> [MATERIAL FOR THIS TASK]
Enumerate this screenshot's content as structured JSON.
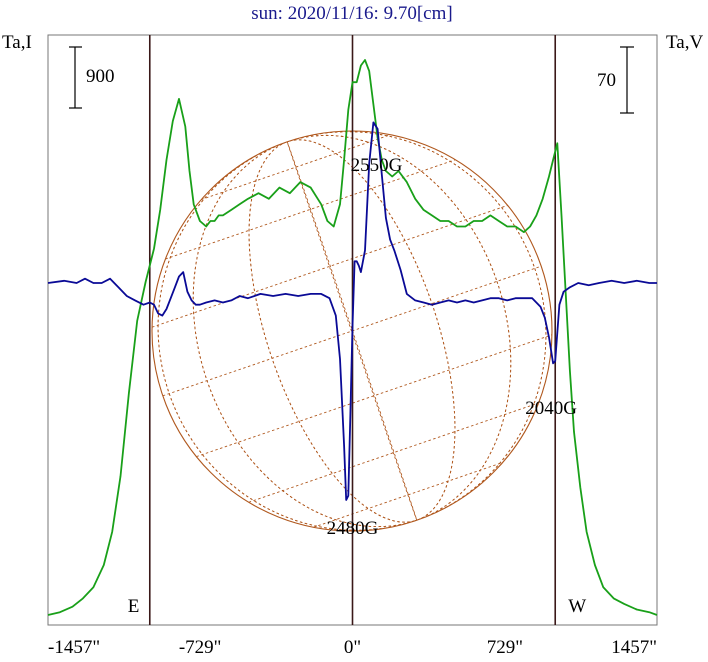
{
  "chart_data": {
    "type": "line",
    "title": "sun: 2020/11/16: 9.70[cm]",
    "left_axis_label": "Ta,I",
    "right_axis_label": "Ta,V",
    "left_scale_bar": "900",
    "right_scale_bar": "70",
    "x_ticks": [
      {
        "value": -1457,
        "label": "-1457\""
      },
      {
        "value": -729,
        "label": "-729\""
      },
      {
        "value": 0,
        "label": "0\""
      },
      {
        "value": 729,
        "label": "729\""
      },
      {
        "value": 1457,
        "label": "1457\""
      }
    ],
    "xlim": [
      -1457,
      1457
    ],
    "limb_markers": [
      {
        "label": "E",
        "x": -970
      },
      {
        "label": "W",
        "x": 970
      }
    ],
    "annotations": [
      {
        "text": "2550G",
        "x": 115,
        "series": "Stokes I"
      },
      {
        "text": "2480G",
        "x": 0,
        "series": "Stokes V"
      },
      {
        "text": "2040G",
        "x": 955,
        "series": "Stokes V"
      }
    ],
    "colors": {
      "stokes_i": "#19a019",
      "stokes_v": "#0a0a96",
      "sun_grid": "#b0581e",
      "marker_lines": "#3a1818",
      "title": "#1a1a8c"
    },
    "series": [
      {
        "key": "I",
        "normalized": true,
        "x": [
          -1457,
          -1400,
          -1340,
          -1290,
          -1240,
          -1190,
          -1150,
          -1110,
          -1070,
          -1030,
          -990,
          -970,
          -950,
          -920,
          -890,
          -860,
          -830,
          -800,
          -780,
          -760,
          -730,
          -700,
          -680,
          -660,
          -640,
          -620,
          -580,
          -540,
          -500,
          -450,
          -400,
          -350,
          -300,
          -250,
          -200,
          -150,
          -120,
          -90,
          -60,
          -40,
          -20,
          0,
          20,
          40,
          60,
          80,
          100,
          120,
          140,
          160,
          190,
          220,
          260,
          300,
          340,
          380,
          420,
          460,
          500,
          540,
          580,
          620,
          660,
          700,
          740,
          780,
          820,
          850,
          880,
          910,
          940,
          960,
          980,
          1000,
          1020,
          1040,
          1060,
          1090,
          1120,
          1160,
          1200,
          1250,
          1300,
          1360,
          1420,
          1457
        ],
        "y": [
          0.0,
          0.005,
          0.015,
          0.03,
          0.05,
          0.09,
          0.15,
          0.25,
          0.4,
          0.53,
          0.6,
          0.63,
          0.66,
          0.73,
          0.82,
          0.89,
          0.93,
          0.88,
          0.8,
          0.74,
          0.71,
          0.7,
          0.71,
          0.71,
          0.72,
          0.72,
          0.73,
          0.74,
          0.75,
          0.76,
          0.75,
          0.77,
          0.76,
          0.78,
          0.77,
          0.74,
          0.71,
          0.7,
          0.74,
          0.82,
          0.91,
          0.96,
          0.96,
          0.99,
          1.0,
          0.98,
          0.92,
          0.86,
          0.82,
          0.8,
          0.79,
          0.8,
          0.78,
          0.75,
          0.73,
          0.72,
          0.71,
          0.71,
          0.7,
          0.7,
          0.71,
          0.71,
          0.72,
          0.71,
          0.7,
          0.7,
          0.69,
          0.7,
          0.72,
          0.75,
          0.79,
          0.82,
          0.85,
          0.72,
          0.58,
          0.44,
          0.33,
          0.23,
          0.15,
          0.09,
          0.05,
          0.03,
          0.02,
          0.01,
          0.005,
          0.0
        ]
      },
      {
        "key": "V",
        "normalized": true,
        "x": [
          -1457,
          -1380,
          -1320,
          -1280,
          -1240,
          -1200,
          -1160,
          -1120,
          -1080,
          -1040,
          -1000,
          -970,
          -950,
          -930,
          -910,
          -890,
          -870,
          -850,
          -830,
          -810,
          -790,
          -770,
          -750,
          -730,
          -700,
          -660,
          -620,
          -580,
          -540,
          -500,
          -440,
          -380,
          -320,
          -260,
          -200,
          -150,
          -110,
          -80,
          -60,
          -40,
          -30,
          -20,
          -10,
          0,
          10,
          20,
          30,
          40,
          60,
          80,
          100,
          120,
          140,
          160,
          180,
          200,
          230,
          260,
          300,
          340,
          380,
          420,
          460,
          500,
          540,
          580,
          620,
          660,
          700,
          740,
          780,
          820,
          860,
          900,
          920,
          940,
          960,
          970,
          990,
          1010,
          1040,
          1080,
          1130,
          1180,
          1240,
          1300,
          1360,
          1420,
          1457
        ],
        "y": [
          0.0,
          0.01,
          0.0,
          0.02,
          0.0,
          0.0,
          0.02,
          -0.02,
          -0.06,
          -0.08,
          -0.1,
          -0.09,
          -0.1,
          -0.14,
          -0.15,
          -0.12,
          -0.07,
          -0.02,
          0.03,
          0.05,
          -0.04,
          -0.08,
          -0.1,
          -0.1,
          -0.09,
          -0.08,
          -0.09,
          -0.08,
          -0.06,
          -0.07,
          -0.05,
          -0.06,
          -0.05,
          -0.06,
          -0.05,
          -0.05,
          -0.07,
          -0.15,
          -0.35,
          -0.75,
          -1.0,
          -0.98,
          -0.6,
          -0.2,
          0.1,
          0.1,
          0.08,
          0.05,
          0.15,
          0.55,
          0.74,
          0.71,
          0.5,
          0.3,
          0.2,
          0.15,
          0.06,
          -0.05,
          -0.08,
          -0.09,
          -0.1,
          -0.09,
          -0.08,
          -0.09,
          -0.08,
          -0.09,
          -0.08,
          -0.07,
          -0.07,
          -0.08,
          -0.07,
          -0.07,
          -0.07,
          -0.11,
          -0.16,
          -0.25,
          -0.37,
          -0.36,
          -0.1,
          -0.04,
          -0.02,
          0.0,
          -0.01,
          0.0,
          0.01,
          0.0,
          0.01,
          0.0,
          0.0
        ]
      }
    ]
  }
}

> [INSTRUCTIONS TO FOLLOW] Reproduce every line above as written, skipping pictures.

> [EXPECTED ANSWER]
Enumerate this screenshot's content as structured JSON.
{
  "chart_data": {
    "type": "line",
    "title": "sun: 2020/11/16: 9.70[cm]",
    "left_axis_label": "Ta,I",
    "right_axis_label": "Ta,V",
    "left_scale_bar": "900",
    "right_scale_bar": "70",
    "x_ticks": [
      {
        "value": -1457,
        "label": "-1457\""
      },
      {
        "value": -729,
        "label": "-729\""
      },
      {
        "value": 0,
        "label": "0\""
      },
      {
        "value": 729,
        "label": "729\""
      },
      {
        "value": 1457,
        "label": "1457\""
      }
    ],
    "xlim": [
      -1457,
      1457
    ],
    "limb_markers": [
      {
        "label": "E",
        "x": -970
      },
      {
        "label": "W",
        "x": 970
      }
    ],
    "annotations": [
      {
        "text": "2550G",
        "x": 115,
        "series": "Stokes I"
      },
      {
        "text": "2480G",
        "x": 0,
        "series": "Stokes V"
      },
      {
        "text": "2040G",
        "x": 955,
        "series": "Stokes V"
      }
    ],
    "colors": {
      "stokes_i": "#19a019",
      "stokes_v": "#0a0a96",
      "sun_grid": "#b0581e",
      "marker_lines": "#3a1818",
      "title": "#1a1a8c"
    },
    "series": [
      {
        "key": "I",
        "normalized": true,
        "x": [
          -1457,
          -1400,
          -1340,
          -1290,
          -1240,
          -1190,
          -1150,
          -1110,
          -1070,
          -1030,
          -990,
          -970,
          -950,
          -920,
          -890,
          -860,
          -830,
          -800,
          -780,
          -760,
          -730,
          -700,
          -680,
          -660,
          -640,
          -620,
          -580,
          -540,
          -500,
          -450,
          -400,
          -350,
          -300,
          -250,
          -200,
          -150,
          -120,
          -90,
          -60,
          -40,
          -20,
          0,
          20,
          40,
          60,
          80,
          100,
          120,
          140,
          160,
          190,
          220,
          260,
          300,
          340,
          380,
          420,
          460,
          500,
          540,
          580,
          620,
          660,
          700,
          740,
          780,
          820,
          850,
          880,
          910,
          940,
          960,
          980,
          1000,
          1020,
          1040,
          1060,
          1090,
          1120,
          1160,
          1200,
          1250,
          1300,
          1360,
          1420,
          1457
        ],
        "y": [
          0.0,
          0.005,
          0.015,
          0.03,
          0.05,
          0.09,
          0.15,
          0.25,
          0.4,
          0.53,
          0.6,
          0.63,
          0.66,
          0.73,
          0.82,
          0.89,
          0.93,
          0.88,
          0.8,
          0.74,
          0.71,
          0.7,
          0.71,
          0.71,
          0.72,
          0.72,
          0.73,
          0.74,
          0.75,
          0.76,
          0.75,
          0.77,
          0.76,
          0.78,
          0.77,
          0.74,
          0.71,
          0.7,
          0.74,
          0.82,
          0.91,
          0.96,
          0.96,
          0.99,
          1.0,
          0.98,
          0.92,
          0.86,
          0.82,
          0.8,
          0.79,
          0.8,
          0.78,
          0.75,
          0.73,
          0.72,
          0.71,
          0.71,
          0.7,
          0.7,
          0.71,
          0.71,
          0.72,
          0.71,
          0.7,
          0.7,
          0.69,
          0.7,
          0.72,
          0.75,
          0.79,
          0.82,
          0.85,
          0.72,
          0.58,
          0.44,
          0.33,
          0.23,
          0.15,
          0.09,
          0.05,
          0.03,
          0.02,
          0.01,
          0.005,
          0.0
        ]
      },
      {
        "key": "V",
        "normalized": true,
        "x": [
          -1457,
          -1380,
          -1320,
          -1280,
          -1240,
          -1200,
          -1160,
          -1120,
          -1080,
          -1040,
          -1000,
          -970,
          -950,
          -930,
          -910,
          -890,
          -870,
          -850,
          -830,
          -810,
          -790,
          -770,
          -750,
          -730,
          -700,
          -660,
          -620,
          -580,
          -540,
          -500,
          -440,
          -380,
          -320,
          -260,
          -200,
          -150,
          -110,
          -80,
          -60,
          -40,
          -30,
          -20,
          -10,
          0,
          10,
          20,
          30,
          40,
          60,
          80,
          100,
          120,
          140,
          160,
          180,
          200,
          230,
          260,
          300,
          340,
          380,
          420,
          460,
          500,
          540,
          580,
          620,
          660,
          700,
          740,
          780,
          820,
          860,
          900,
          920,
          940,
          960,
          970,
          990,
          1010,
          1040,
          1080,
          1130,
          1180,
          1240,
          1300,
          1360,
          1420,
          1457
        ],
        "y": [
          0.0,
          0.01,
          0.0,
          0.02,
          0.0,
          0.0,
          0.02,
          -0.02,
          -0.06,
          -0.08,
          -0.1,
          -0.09,
          -0.1,
          -0.14,
          -0.15,
          -0.12,
          -0.07,
          -0.02,
          0.03,
          0.05,
          -0.04,
          -0.08,
          -0.1,
          -0.1,
          -0.09,
          -0.08,
          -0.09,
          -0.08,
          -0.06,
          -0.07,
          -0.05,
          -0.06,
          -0.05,
          -0.06,
          -0.05,
          -0.05,
          -0.07,
          -0.15,
          -0.35,
          -0.75,
          -1.0,
          -0.98,
          -0.6,
          -0.2,
          0.1,
          0.1,
          0.08,
          0.05,
          0.15,
          0.55,
          0.74,
          0.71,
          0.5,
          0.3,
          0.2,
          0.15,
          0.06,
          -0.05,
          -0.08,
          -0.09,
          -0.1,
          -0.09,
          -0.08,
          -0.09,
          -0.08,
          -0.09,
          -0.08,
          -0.07,
          -0.07,
          -0.08,
          -0.07,
          -0.07,
          -0.07,
          -0.11,
          -0.16,
          -0.25,
          -0.37,
          -0.36,
          -0.1,
          -0.04,
          -0.02,
          0.0,
          -0.01,
          0.0,
          0.01,
          0.0,
          0.01,
          0.0,
          0.0
        ]
      }
    ]
  }
}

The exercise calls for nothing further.